* [PROBLEM TO SOLVE]: Copy the entries below verbatim, from the beginning of the entries down to and including the line that contains "toast-message: 审批成功 [839,31,892,47]".

══ PROVIDED ENTRIES ══

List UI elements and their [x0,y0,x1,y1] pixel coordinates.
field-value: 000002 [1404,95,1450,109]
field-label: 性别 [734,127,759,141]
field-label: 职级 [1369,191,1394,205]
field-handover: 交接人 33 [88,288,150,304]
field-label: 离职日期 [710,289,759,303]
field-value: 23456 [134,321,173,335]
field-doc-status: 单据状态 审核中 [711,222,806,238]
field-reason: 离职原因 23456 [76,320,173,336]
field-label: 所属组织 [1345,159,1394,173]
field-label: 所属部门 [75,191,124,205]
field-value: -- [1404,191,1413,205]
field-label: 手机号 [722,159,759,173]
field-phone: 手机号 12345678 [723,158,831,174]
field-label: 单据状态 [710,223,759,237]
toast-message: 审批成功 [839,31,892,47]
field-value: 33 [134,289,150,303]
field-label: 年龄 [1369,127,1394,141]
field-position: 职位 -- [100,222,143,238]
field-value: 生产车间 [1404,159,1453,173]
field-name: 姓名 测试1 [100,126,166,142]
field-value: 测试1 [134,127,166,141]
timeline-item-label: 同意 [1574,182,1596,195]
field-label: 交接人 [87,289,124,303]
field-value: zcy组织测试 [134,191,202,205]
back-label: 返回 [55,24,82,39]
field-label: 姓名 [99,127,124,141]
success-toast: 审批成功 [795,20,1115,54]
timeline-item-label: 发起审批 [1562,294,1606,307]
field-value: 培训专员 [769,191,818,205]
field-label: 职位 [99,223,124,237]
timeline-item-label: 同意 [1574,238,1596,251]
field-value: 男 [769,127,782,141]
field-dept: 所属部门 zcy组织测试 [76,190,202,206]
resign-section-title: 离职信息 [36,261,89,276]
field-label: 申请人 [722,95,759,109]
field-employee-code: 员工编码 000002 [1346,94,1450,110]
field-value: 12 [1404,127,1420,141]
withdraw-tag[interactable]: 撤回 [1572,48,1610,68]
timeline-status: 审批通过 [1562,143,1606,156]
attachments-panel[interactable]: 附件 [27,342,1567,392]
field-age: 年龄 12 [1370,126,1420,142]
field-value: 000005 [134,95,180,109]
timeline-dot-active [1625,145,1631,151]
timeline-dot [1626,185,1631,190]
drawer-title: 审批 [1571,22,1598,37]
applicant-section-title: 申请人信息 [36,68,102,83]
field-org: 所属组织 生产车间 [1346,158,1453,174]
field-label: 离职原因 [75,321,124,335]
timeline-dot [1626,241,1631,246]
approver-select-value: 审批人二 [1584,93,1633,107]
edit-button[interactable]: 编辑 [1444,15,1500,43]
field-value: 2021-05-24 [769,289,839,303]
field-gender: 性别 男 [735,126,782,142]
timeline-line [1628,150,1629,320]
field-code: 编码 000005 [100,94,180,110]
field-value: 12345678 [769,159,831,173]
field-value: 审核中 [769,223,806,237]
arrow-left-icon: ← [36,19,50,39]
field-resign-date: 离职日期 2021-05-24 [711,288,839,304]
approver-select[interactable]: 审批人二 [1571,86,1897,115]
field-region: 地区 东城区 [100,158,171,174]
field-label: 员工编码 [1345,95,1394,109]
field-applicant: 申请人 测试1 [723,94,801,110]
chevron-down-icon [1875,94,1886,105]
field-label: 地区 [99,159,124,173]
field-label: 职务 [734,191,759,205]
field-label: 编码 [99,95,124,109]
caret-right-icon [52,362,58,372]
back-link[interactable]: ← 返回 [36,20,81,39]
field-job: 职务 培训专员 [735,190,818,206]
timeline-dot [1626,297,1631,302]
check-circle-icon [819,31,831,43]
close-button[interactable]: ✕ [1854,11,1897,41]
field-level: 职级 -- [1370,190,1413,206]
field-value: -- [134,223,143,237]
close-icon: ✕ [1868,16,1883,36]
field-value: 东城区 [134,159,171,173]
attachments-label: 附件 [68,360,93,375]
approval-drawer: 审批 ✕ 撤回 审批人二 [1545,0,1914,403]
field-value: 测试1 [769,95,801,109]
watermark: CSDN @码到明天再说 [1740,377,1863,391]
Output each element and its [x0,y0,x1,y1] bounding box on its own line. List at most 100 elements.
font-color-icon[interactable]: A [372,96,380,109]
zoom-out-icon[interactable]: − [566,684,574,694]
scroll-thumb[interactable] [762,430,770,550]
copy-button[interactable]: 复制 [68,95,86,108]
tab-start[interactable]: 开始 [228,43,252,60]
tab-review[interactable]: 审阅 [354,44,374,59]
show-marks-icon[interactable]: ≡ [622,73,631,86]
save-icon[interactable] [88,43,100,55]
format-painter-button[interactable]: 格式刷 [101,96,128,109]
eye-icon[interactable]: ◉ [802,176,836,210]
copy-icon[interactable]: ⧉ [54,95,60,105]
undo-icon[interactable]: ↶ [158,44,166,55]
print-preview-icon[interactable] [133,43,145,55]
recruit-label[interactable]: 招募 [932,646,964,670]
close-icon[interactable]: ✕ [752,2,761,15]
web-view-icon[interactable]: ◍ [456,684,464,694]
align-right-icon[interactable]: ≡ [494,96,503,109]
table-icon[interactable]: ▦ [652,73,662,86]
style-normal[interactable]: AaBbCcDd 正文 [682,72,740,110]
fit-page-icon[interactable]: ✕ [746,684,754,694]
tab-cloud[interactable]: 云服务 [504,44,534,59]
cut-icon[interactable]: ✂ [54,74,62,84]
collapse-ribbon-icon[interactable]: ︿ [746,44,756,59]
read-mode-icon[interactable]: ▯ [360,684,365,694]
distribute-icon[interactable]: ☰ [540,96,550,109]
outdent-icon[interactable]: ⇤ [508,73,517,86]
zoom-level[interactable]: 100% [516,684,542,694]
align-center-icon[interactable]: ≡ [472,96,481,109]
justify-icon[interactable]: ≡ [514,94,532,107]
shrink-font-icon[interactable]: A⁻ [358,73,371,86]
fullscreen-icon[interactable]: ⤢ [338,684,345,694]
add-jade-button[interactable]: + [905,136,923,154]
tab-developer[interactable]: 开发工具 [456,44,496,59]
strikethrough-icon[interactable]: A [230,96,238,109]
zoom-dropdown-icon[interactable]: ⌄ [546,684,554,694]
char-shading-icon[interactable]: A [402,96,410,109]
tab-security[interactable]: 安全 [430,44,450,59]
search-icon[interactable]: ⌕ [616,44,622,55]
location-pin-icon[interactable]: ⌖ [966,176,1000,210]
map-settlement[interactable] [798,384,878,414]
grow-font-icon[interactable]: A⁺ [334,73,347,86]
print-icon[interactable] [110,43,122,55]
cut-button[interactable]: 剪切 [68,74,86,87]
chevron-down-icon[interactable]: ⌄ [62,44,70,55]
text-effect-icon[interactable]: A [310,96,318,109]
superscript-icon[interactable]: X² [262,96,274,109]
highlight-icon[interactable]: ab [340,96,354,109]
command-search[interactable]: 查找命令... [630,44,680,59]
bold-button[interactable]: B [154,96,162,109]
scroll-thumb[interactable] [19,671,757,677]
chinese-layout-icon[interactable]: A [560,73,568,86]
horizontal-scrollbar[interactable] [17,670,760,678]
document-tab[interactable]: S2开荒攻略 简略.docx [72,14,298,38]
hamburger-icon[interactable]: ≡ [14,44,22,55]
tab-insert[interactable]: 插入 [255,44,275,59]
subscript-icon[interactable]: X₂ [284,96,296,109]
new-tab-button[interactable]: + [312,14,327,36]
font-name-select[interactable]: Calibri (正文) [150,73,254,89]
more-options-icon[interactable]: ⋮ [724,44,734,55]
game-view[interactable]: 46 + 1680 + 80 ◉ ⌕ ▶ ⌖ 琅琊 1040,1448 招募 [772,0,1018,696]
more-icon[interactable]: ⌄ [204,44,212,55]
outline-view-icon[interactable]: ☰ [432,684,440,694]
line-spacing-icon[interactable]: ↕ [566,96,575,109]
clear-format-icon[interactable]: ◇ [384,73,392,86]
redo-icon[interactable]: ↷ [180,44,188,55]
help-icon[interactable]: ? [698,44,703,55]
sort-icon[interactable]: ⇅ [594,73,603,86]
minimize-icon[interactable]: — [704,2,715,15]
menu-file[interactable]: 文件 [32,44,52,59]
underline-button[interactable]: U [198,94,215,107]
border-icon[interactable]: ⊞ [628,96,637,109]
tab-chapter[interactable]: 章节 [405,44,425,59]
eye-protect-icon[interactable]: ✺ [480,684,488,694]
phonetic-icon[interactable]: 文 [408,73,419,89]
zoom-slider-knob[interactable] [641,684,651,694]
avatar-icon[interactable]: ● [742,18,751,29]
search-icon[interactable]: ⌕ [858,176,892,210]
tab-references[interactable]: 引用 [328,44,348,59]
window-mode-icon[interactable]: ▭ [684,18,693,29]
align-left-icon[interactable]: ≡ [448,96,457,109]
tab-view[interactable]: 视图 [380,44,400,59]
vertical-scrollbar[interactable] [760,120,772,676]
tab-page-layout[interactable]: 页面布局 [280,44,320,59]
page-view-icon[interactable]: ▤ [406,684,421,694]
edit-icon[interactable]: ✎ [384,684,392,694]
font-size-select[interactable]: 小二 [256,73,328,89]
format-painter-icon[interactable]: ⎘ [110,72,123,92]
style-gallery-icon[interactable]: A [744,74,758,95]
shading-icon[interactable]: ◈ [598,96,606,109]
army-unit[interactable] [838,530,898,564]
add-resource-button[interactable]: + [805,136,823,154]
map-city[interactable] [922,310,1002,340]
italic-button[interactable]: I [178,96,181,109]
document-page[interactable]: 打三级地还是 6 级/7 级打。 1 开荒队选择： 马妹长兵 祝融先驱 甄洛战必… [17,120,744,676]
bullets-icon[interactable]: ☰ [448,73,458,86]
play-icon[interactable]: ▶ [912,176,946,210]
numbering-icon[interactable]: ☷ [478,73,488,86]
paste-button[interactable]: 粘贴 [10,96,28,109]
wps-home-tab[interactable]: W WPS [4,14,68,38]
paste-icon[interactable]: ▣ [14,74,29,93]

═══

* [RESPONSE TO THE EXERCISE]:
List UI elements and their [x0,y0,x1,y1] pixel coordinates.
field-value: 000002 [1404,95,1450,109]
field-label: 性别 [734,127,759,141]
field-label: 职级 [1369,191,1394,205]
field-handover: 交接人 33 [88,288,150,304]
field-label: 离职日期 [710,289,759,303]
field-value: 23456 [134,321,173,335]
field-doc-status: 单据状态 审核中 [711,222,806,238]
field-reason: 离职原因 23456 [76,320,173,336]
field-label: 所属组织 [1345,159,1394,173]
field-label: 所属部门 [75,191,124,205]
field-value: -- [1404,191,1413,205]
field-label: 手机号 [722,159,759,173]
field-phone: 手机号 12345678 [723,158,831,174]
field-label: 单据状态 [710,223,759,237]
toast-message: 审批成功 [839,31,892,47]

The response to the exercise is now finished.